> [Objective]
Substitute "drawing" for each "figure" in the material below, and write it all out again with nothing else changed.

> [Material for this exercise]
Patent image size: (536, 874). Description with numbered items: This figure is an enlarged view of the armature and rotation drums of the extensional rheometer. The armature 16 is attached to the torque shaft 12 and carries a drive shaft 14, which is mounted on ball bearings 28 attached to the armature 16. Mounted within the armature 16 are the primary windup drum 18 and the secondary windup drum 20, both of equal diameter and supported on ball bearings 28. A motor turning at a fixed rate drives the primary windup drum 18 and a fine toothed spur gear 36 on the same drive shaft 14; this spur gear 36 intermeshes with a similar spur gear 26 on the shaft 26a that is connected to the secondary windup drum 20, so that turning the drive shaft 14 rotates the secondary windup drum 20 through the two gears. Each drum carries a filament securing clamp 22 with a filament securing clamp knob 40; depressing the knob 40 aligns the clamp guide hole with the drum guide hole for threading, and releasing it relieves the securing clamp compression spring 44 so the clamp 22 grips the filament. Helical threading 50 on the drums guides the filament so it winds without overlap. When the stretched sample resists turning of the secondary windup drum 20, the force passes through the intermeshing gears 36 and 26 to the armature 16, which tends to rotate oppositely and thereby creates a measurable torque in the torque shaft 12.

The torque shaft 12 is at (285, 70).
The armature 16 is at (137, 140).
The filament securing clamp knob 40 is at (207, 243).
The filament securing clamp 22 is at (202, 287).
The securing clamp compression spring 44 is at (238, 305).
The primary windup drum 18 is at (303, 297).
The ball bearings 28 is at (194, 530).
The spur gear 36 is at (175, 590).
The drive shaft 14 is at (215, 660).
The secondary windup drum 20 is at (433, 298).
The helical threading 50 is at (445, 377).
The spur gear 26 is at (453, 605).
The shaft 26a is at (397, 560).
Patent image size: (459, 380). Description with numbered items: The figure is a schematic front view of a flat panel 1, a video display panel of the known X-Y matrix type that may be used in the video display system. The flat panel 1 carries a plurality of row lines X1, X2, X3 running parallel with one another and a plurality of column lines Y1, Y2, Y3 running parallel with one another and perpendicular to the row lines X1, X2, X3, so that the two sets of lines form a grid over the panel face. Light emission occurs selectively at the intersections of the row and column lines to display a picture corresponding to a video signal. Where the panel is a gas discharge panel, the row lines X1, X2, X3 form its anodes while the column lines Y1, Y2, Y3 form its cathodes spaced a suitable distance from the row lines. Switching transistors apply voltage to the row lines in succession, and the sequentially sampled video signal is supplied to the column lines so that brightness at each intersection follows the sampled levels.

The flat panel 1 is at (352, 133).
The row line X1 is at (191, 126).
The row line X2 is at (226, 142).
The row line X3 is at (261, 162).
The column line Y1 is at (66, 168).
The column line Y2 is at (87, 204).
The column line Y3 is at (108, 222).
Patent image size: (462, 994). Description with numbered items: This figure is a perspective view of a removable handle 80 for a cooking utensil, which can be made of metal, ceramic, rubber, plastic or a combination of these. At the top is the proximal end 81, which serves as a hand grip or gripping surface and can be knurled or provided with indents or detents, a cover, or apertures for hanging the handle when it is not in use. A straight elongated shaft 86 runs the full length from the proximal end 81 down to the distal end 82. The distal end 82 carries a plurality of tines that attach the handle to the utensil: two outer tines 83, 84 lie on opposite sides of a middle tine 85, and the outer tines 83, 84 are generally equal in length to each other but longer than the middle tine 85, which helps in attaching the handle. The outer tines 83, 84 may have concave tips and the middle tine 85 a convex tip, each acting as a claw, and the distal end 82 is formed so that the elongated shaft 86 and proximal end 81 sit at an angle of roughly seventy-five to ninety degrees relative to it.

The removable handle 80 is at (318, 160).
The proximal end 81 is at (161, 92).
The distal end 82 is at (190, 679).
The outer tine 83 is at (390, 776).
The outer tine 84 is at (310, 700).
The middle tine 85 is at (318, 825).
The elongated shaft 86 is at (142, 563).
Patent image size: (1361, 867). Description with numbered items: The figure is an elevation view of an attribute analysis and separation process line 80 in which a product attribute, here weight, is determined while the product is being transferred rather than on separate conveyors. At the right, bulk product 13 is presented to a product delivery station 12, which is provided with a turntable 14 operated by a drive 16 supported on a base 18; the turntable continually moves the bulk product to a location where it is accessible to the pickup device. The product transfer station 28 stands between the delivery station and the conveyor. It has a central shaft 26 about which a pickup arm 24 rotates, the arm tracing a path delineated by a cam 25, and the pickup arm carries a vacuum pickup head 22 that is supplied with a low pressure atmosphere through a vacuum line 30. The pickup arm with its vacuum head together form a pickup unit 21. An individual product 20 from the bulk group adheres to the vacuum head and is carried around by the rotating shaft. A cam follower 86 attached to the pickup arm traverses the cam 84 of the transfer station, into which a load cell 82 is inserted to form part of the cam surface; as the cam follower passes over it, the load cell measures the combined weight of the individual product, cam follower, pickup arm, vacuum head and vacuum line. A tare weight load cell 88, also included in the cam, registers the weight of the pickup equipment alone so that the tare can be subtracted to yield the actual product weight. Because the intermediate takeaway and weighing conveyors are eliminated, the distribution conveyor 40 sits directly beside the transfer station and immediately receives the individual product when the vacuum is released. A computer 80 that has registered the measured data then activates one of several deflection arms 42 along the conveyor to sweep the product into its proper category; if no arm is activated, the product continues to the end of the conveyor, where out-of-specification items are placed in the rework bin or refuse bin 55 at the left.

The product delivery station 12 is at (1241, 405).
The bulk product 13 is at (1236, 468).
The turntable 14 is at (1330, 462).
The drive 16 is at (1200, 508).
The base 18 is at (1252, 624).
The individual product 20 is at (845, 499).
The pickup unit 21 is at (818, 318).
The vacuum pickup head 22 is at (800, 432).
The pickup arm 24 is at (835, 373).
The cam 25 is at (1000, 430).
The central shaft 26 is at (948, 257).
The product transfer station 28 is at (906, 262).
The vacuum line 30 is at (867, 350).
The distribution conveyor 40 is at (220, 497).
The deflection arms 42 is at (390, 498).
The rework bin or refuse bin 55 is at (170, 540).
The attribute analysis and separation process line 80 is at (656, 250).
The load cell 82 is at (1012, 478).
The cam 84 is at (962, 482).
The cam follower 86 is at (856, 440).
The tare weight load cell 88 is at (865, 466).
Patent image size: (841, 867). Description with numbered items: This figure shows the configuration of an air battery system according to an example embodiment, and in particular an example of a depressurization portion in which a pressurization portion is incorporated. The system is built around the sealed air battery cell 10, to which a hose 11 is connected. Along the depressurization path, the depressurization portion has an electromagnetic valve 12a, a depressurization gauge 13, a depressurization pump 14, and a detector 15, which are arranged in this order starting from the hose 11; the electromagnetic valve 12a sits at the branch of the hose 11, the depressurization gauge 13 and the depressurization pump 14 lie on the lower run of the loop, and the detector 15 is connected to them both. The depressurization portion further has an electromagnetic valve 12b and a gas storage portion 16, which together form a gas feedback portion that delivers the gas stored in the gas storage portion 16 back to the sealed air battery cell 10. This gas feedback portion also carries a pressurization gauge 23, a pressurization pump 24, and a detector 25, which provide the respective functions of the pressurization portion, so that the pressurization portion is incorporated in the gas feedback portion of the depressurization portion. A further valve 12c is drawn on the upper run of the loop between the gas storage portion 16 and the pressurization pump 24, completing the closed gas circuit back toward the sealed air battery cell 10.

> [Task result]
Patent image size: (536, 874). Description with numbered items: This drawing is an enlarged view of the armature and rotation drums of the extensional rheometer. The armature 16 is attached to the torque shaft 12 and carries a drive shaft 14, which is mounted on ball bearings 28 attached to the armature 16. Mounted within the armature 16 are the primary windup drum 18 and the secondary windup drum 20, both of equal diameter and supported on ball bearings 28. A motor turning at a fixed rate drives the primary windup drum 18 and a fine toothed spur gear 36 on the same drive shaft 14; this spur gear 36 intermeshes with a similar spur gear 26 on the shaft 26a that is connected to the secondary windup drum 20, so that turning the drive shaft 14 rotates the secondary windup drum 20 through the two gears. Each drum carries a filament securing clamp 22 with a filament securing clamp knob 40; depressing the knob 40 aligns the clamp guide hole with the drum guide hole for threading, and releasing it relieves the securing clamp compression spring 44 so the clamp 22 grips the filament. Helical threading 50 on the drums guides the filament so it winds without overlap. When the stretched sample resists turning of the secondary windup drum 20, the force passes through the intermeshing gears 36 and 26 to the armature 16, which tends to rotate oppositely and thereby creates a measurable torque in the torque shaft 12.

The torque shaft 12 is at (285, 70).
The armature 16 is at (137, 140).
The filament securing clamp knob 40 is at (207, 243).
The filament securing clamp 22 is at (202, 287).
The securing clamp compression spring 44 is at (238, 305).
The primary windup drum 18 is at (303, 297).
The ball bearings 28 is at (194, 530).
The spur gear 36 is at (175, 590).
The drive shaft 14 is at (215, 660).
The secondary windup drum 20 is at (433, 298).
The helical threading 50 is at (445, 377).
The spur gear 26 is at (453, 605).
The shaft 26a is at (397, 560).
Patent image size: (459, 380). Description with numbered items: The drawing is a schematic front view of a flat panel 1, a video display panel of the known X-Y matrix type that may be used in the video display system. The flat panel 1 carries a plurality of row lines X1, X2, X3 running parallel with one another and a plurality of column lines Y1, Y2, Y3 running parallel with one another and perpendicular to the row lines X1, X2, X3, so that the two sets of lines form a grid over the panel face. Light emission occurs selectively at the intersections of the row and column lines to display a picture corresponding to a video signal. Where the panel is a gas discharge panel, the row lines X1, X2, X3 form its anodes while the column lines Y1, Y2, Y3 form its cathodes spaced a suitable distance from the row lines. Switching transistors apply voltage to the row lines in succession, and the sequentially sampled video signal is supplied to the column lines so that brightness at each intersection follows the sampled levels.

The flat panel 1 is at (352, 133).
The row line X1 is at (191, 126).
The row line X2 is at (226, 142).
The row line X3 is at (261, 162).
The column line Y1 is at (66, 168).
The column line Y2 is at (87, 204).
The column line Y3 is at (108, 222).
Patent image size: (462, 994). Description with numbered items: This drawing is a perspective view of a removable handle 80 for a cooking utensil, which can be made of metal, ceramic, rubber, plastic or a combination of these. At the top is the proximal end 81, which serves as a hand grip or gripping surface and can be knurled or provided with indents or detents, a cover, or apertures for hanging the handle when it is not in use. A straight elongated shaft 86 runs the full length from the proximal end 81 down to the distal end 82. The distal end 82 carries a plurality of tines that attach the handle to the utensil: two outer tines 83, 84 lie on opposite sides of a middle tine 85, and the outer tines 83, 84 are generally equal in length to each other but longer than the middle tine 85, which helps in attaching the handle. The outer tines 83, 84 may have concave tips and the middle tine 85 a convex tip, each acting as a claw, and the distal end 82 is formed so that the elongated shaft 86 and proximal end 81 sit at an angle of roughly seventy-five to ninety degrees relative to it.

The removable handle 80 is at (318, 160).
The proximal end 81 is at (161, 92).
The distal end 82 is at (190, 679).
The outer tine 83 is at (390, 776).
The outer tine 84 is at (310, 700).
The middle tine 85 is at (318, 825).
The elongated shaft 86 is at (142, 563).
Patent image size: (1361, 867). Description with numbered items: The drawing is an elevation view of an attribute analysis and separation process line 80 in which a product attribute, here weight, is determined while the product is being transferred rather than on separate conveyors. At the right, bulk product 13 is presented to a product delivery station 12, which is provided with a turntable 14 operated by a drive 16 supported on a base 18; the turntable continually moves the bulk product to a location where it is accessible to the pickup device. The product transfer station 28 stands between the delivery station and the conveyor. It has a central shaft 26 about which a pickup arm 24 rotates, the arm tracing a path delineated by a cam 25, and the pickup arm carries a vacuum pickup head 22 that is supplied with a low pressure atmosphere through a vacuum line 30. The pickup arm with its vacuum head together form a pickup unit 21. An individual product 20 from the bulk group adheres to the vacuum head and is carried around by the rotating shaft. A cam follower 86 attached to the pickup arm traverses the cam 84 of the transfer station, into which a load cell 82 is inserted to form part of the cam surface; as the cam follower passes over it, the load cell measures the combined weight of the individual product, cam follower, pickup arm, vacuum head and vacuum line. A tare weight load cell 88, also included in the cam, registers the weight of the pickup equipment alone so that the tare can be subtracted to yield the actual product weight. Because the intermediate takeaway and weighing conveyors are eliminated, the distribution conveyor 40 sits directly beside the transfer station and immediately receives the individual product when the vacuum is released. A computer 80 that has registered the measured data then activates one of several deflection arms 42 along the conveyor to sweep the product into its proper category; if no arm is activated, the product continues to the end of the conveyor, where out-of-specification items are placed in the rework bin or refuse bin 55 at the left.

The product delivery station 12 is at (1241, 405).
The bulk product 13 is at (1236, 468).
The turntable 14 is at (1330, 462).
The drive 16 is at (1200, 508).
The base 18 is at (1252, 624).
The individual product 20 is at (845, 499).
The pickup unit 21 is at (818, 318).
The vacuum pickup head 22 is at (800, 432).
The pickup arm 24 is at (835, 373).
The cam 25 is at (1000, 430).
The central shaft 26 is at (948, 257).
The product transfer station 28 is at (906, 262).
The vacuum line 30 is at (867, 350).
The distribution conveyor 40 is at (220, 497).
The deflection arms 42 is at (390, 498).
The rework bin or refuse bin 55 is at (170, 540).
The attribute analysis and separation process line 80 is at (656, 250).
The load cell 82 is at (1012, 478).
The cam 84 is at (962, 482).
The cam follower 86 is at (856, 440).
The tare weight load cell 88 is at (865, 466).
Patent image size: (841, 867). Description with numbered items: This drawing shows the configuration of an air battery system according to an example embodiment, and in particular an example of a depressurization portion in which a pressurization portion is incorporated. The system is built around the sealed air battery cell 10, to which a hose 11 is connected. Along the depressurization path, the depressurization portion has an electromagnetic valve 12a, a depressurization gauge 13, a depressurization pump 14, and a detector 15, which are arranged in this order starting from the hose 11; the electromagnetic valve 12a sits at the branch of the hose 11, the depressurization gauge 13 and the depressurization pump 14 lie on the lower run of the loop, and the detector 15 is connected to them both. The depressurization portion further has an electromagnetic valve 12b and a gas storage portion 16, which together form a gas feedback portion that delivers the gas stored in the gas storage portion 16 back to the sealed air battery cell 10. This gas feedback portion also carries a pressurization gauge 23, a pressurization pump 24, and a detector 25, which provide the respective functions of the pressurization portion, so that the pressurization portion is incorporated in the gas feedback portion of the depressurization portion. A further valve 12c is drawn on the upper run of the loop between the gas storage portion 16 and the pressurization pump 24, completing the closed gas circuit back toward the sealed air battery cell 10.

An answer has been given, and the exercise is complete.